Instructions to follow – Copy every one of the entries below word for word, leaving out the pictures.

>> BEGIN Raw records

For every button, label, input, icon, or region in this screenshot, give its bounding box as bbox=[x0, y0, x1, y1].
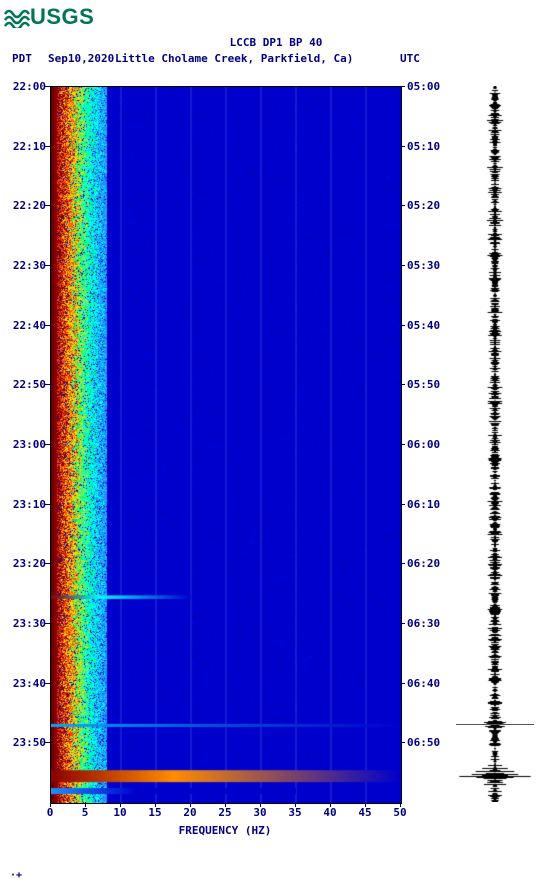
y-left-tickmark bbox=[45, 205, 50, 206]
date-label: Sep10,2020 bbox=[48, 52, 114, 65]
y-right-tick-label: 05:00 bbox=[407, 80, 440, 93]
x-tickmark bbox=[225, 802, 226, 807]
x-tick-label: 25 bbox=[218, 806, 231, 819]
y-left-tick-label: 23:30 bbox=[13, 617, 46, 630]
y-right-tick-label: 05:30 bbox=[407, 259, 440, 272]
y-right-tick-label: 06:00 bbox=[407, 438, 440, 451]
usgs-wave-icon bbox=[4, 6, 30, 28]
y-right-tickmark bbox=[400, 742, 405, 743]
x-tickmark bbox=[260, 802, 261, 807]
seismogram-trace bbox=[458, 86, 532, 802]
x-tickmark bbox=[400, 802, 401, 807]
y-right-tick-label: 06:10 bbox=[407, 498, 440, 511]
y-right-tick-label: 06:20 bbox=[407, 557, 440, 570]
y-right-tickmark bbox=[400, 146, 405, 147]
x-tick-label: 50 bbox=[393, 806, 406, 819]
y-left-tick-label: 22:10 bbox=[13, 140, 46, 153]
y-right-tickmark bbox=[400, 384, 405, 385]
y-left-tickmark bbox=[45, 384, 50, 385]
x-tick-label: 40 bbox=[323, 806, 336, 819]
y-right-tick-label: 06:30 bbox=[407, 617, 440, 630]
y-left-tickmark bbox=[45, 742, 50, 743]
x-tickmark bbox=[190, 802, 191, 807]
y-left-tick-label: 23:50 bbox=[13, 736, 46, 749]
x-tickmark bbox=[330, 802, 331, 807]
x-tick-label: 10 bbox=[113, 806, 126, 819]
y-right-tickmark bbox=[400, 325, 405, 326]
y-left-tickmark bbox=[45, 563, 50, 564]
x-tickmark bbox=[50, 802, 51, 807]
usgs-logo-text: USGS bbox=[30, 4, 94, 30]
tz-right-label: UTC bbox=[400, 52, 420, 65]
x-tick-label: 15 bbox=[148, 806, 161, 819]
y-left-tickmark bbox=[45, 623, 50, 624]
y-right-tick-label: 05:20 bbox=[407, 199, 440, 212]
y-left-tickmark bbox=[45, 146, 50, 147]
y-left-tickmark bbox=[45, 444, 50, 445]
y-left-tickmark bbox=[45, 325, 50, 326]
y-right-tickmark bbox=[400, 86, 405, 87]
y-right-tickmark bbox=[400, 623, 405, 624]
location-label: Little Cholame Creek, Parkfield, Ca) bbox=[115, 52, 353, 65]
y-right-tickmark bbox=[400, 563, 405, 564]
x-tickmark bbox=[365, 802, 366, 807]
spectrogram-plot bbox=[50, 86, 402, 804]
y-left-tick-label: 22:30 bbox=[13, 259, 46, 272]
x-tickmark bbox=[120, 802, 121, 807]
y-left-tickmark bbox=[45, 683, 50, 684]
y-right-tick-label: 05:10 bbox=[407, 140, 440, 153]
x-tickmark bbox=[85, 802, 86, 807]
y-right-tickmark bbox=[400, 444, 405, 445]
x-tick-label: 5 bbox=[82, 806, 89, 819]
y-right-tick-label: 06:40 bbox=[407, 677, 440, 690]
x-tick-label: 30 bbox=[253, 806, 266, 819]
x-tick-label: 20 bbox=[183, 806, 196, 819]
seismogram-zero-line bbox=[456, 724, 534, 725]
x-tick-label: 45 bbox=[358, 806, 371, 819]
footer-mark: ·+ bbox=[10, 870, 22, 881]
x-tick-label: 0 bbox=[47, 806, 54, 819]
y-right-tick-label: 06:50 bbox=[407, 736, 440, 749]
y-left-tickmark bbox=[45, 265, 50, 266]
y-right-tickmark bbox=[400, 683, 405, 684]
x-tick-label: 35 bbox=[288, 806, 301, 819]
y-left-tickmark bbox=[45, 86, 50, 87]
usgs-logo: USGS bbox=[4, 4, 94, 30]
y-left-tick-label: 22:40 bbox=[13, 319, 46, 332]
x-tickmark bbox=[155, 802, 156, 807]
y-right-tickmark bbox=[400, 265, 405, 266]
y-right-tickmark bbox=[400, 504, 405, 505]
chart-title: LCCB DP1 BP 40 bbox=[0, 36, 552, 49]
y-left-tick-label: 23:00 bbox=[13, 438, 46, 451]
y-right-tickmark bbox=[400, 205, 405, 206]
y-right-tick-label: 05:40 bbox=[407, 319, 440, 332]
y-left-tick-label: 22:00 bbox=[13, 80, 46, 93]
y-left-tick-label: 23:10 bbox=[13, 498, 46, 511]
y-left-tick-label: 22:50 bbox=[13, 378, 46, 391]
y-left-tick-label: 22:20 bbox=[13, 199, 46, 212]
y-left-tick-label: 23:40 bbox=[13, 677, 46, 690]
y-left-tickmark bbox=[45, 504, 50, 505]
tz-left-label: PDT bbox=[12, 52, 32, 65]
x-axis-label: FREQUENCY (HZ) bbox=[50, 824, 400, 837]
y-right-tick-label: 05:50 bbox=[407, 378, 440, 391]
y-left-tick-label: 23:20 bbox=[13, 557, 46, 570]
x-tickmark bbox=[295, 802, 296, 807]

>> END Raw records

Right answer –
For every button, label, input, icon, or region in this screenshot, give its bounding box as bbox=[x0, y0, x1, y1].
y-left-tickmark bbox=[45, 205, 50, 206]
date-label: Sep10,2020 bbox=[48, 52, 114, 65]
y-right-tick-label: 05:00 bbox=[407, 80, 440, 93]
x-tickmark bbox=[225, 802, 226, 807]
x-tick-label: 25 bbox=[218, 806, 231, 819]
y-left-tick-label: 23:30 bbox=[13, 617, 46, 630]
y-right-tick-label: 05:30 bbox=[407, 259, 440, 272]
y-right-tick-label: 06:00 bbox=[407, 438, 440, 451]
usgs-wave-icon bbox=[4, 6, 30, 28]
y-right-tickmark bbox=[400, 742, 405, 743]
x-tickmark bbox=[260, 802, 261, 807]
seismogram-trace bbox=[458, 86, 532, 802]
x-tickmark bbox=[400, 802, 401, 807]
y-right-tick-label: 06:10 bbox=[407, 498, 440, 511]
y-right-tick-label: 06:20 bbox=[407, 557, 440, 570]
y-right-tickmark bbox=[400, 146, 405, 147]
x-tick-label: 50 bbox=[393, 806, 406, 819]
y-left-tick-label: 22:10 bbox=[13, 140, 46, 153]
y-right-tickmark bbox=[400, 384, 405, 385]
y-left-tickmark bbox=[45, 384, 50, 385]
x-tick-label: 40 bbox=[323, 806, 336, 819]
y-right-tick-label: 06:30 bbox=[407, 617, 440, 630]
y-left-tickmark bbox=[45, 742, 50, 743]
x-tickmark bbox=[190, 802, 191, 807]
y-left-tick-label: 23:50 bbox=[13, 736, 46, 749]
x-tickmark bbox=[330, 802, 331, 807]
x-tick-label: 10 bbox=[113, 806, 126, 819]
y-right-tickmark bbox=[400, 325, 405, 326]
y-left-tickmark bbox=[45, 563, 50, 564]
x-tickmark bbox=[50, 802, 51, 807]
usgs-logo-text: USGS bbox=[30, 4, 94, 30]
tz-right-label: UTC bbox=[400, 52, 420, 65]
x-tick-label: 15 bbox=[148, 806, 161, 819]
y-left-tickmark bbox=[45, 623, 50, 624]
y-right-tick-label: 05:20 bbox=[407, 199, 440, 212]
y-left-tickmark bbox=[45, 146, 50, 147]
y-left-tickmark bbox=[45, 444, 50, 445]
y-left-tickmark bbox=[45, 325, 50, 326]
y-right-tickmark bbox=[400, 86, 405, 87]
y-right-tickmark bbox=[400, 623, 405, 624]
location-label: Little Cholame Creek, Parkfield, Ca) bbox=[115, 52, 353, 65]
y-right-tickmark bbox=[400, 563, 405, 564]
x-tickmark bbox=[365, 802, 366, 807]
spectrogram-plot bbox=[50, 86, 402, 804]
y-left-tick-label: 22:30 bbox=[13, 259, 46, 272]
x-tickmark bbox=[120, 802, 121, 807]
y-left-tickmark bbox=[45, 683, 50, 684]
y-right-tick-label: 05:10 bbox=[407, 140, 440, 153]
x-tickmark bbox=[85, 802, 86, 807]
y-right-tickmark bbox=[400, 444, 405, 445]
x-tick-label: 5 bbox=[82, 806, 89, 819]
y-right-tick-label: 06:40 bbox=[407, 677, 440, 690]
x-tick-label: 30 bbox=[253, 806, 266, 819]
x-tick-label: 20 bbox=[183, 806, 196, 819]
seismogram-zero-line bbox=[456, 724, 534, 725]
x-tick-label: 45 bbox=[358, 806, 371, 819]
footer-mark: ·+ bbox=[10, 870, 22, 881]
x-tick-label: 0 bbox=[47, 806, 54, 819]
y-right-tick-label: 06:50 bbox=[407, 736, 440, 749]
y-left-tickmark bbox=[45, 265, 50, 266]
y-right-tickmark bbox=[400, 683, 405, 684]
x-tick-label: 35 bbox=[288, 806, 301, 819]
y-left-tickmark bbox=[45, 86, 50, 87]
usgs-logo: USGS bbox=[4, 4, 94, 30]
y-left-tick-label: 22:40 bbox=[13, 319, 46, 332]
x-tickmark bbox=[155, 802, 156, 807]
y-right-tickmark bbox=[400, 265, 405, 266]
y-right-tickmark bbox=[400, 504, 405, 505]
chart-title: LCCB DP1 BP 40 bbox=[0, 36, 552, 49]
y-left-tick-label: 23:00 bbox=[13, 438, 46, 451]
y-right-tickmark bbox=[400, 205, 405, 206]
y-right-tick-label: 05:40 bbox=[407, 319, 440, 332]
y-left-tick-label: 22:00 bbox=[13, 80, 46, 93]
y-left-tick-label: 23:10 bbox=[13, 498, 46, 511]
y-left-tick-label: 22:50 bbox=[13, 378, 46, 391]
y-left-tick-label: 22:20 bbox=[13, 199, 46, 212]
y-left-tick-label: 23:40 bbox=[13, 677, 46, 690]
y-left-tickmark bbox=[45, 504, 50, 505]
tz-left-label: PDT bbox=[12, 52, 32, 65]
x-axis-label: FREQUENCY (HZ) bbox=[50, 824, 400, 837]
y-right-tick-label: 05:50 bbox=[407, 378, 440, 391]
y-left-tick-label: 23:20 bbox=[13, 557, 46, 570]
x-tickmark bbox=[295, 802, 296, 807]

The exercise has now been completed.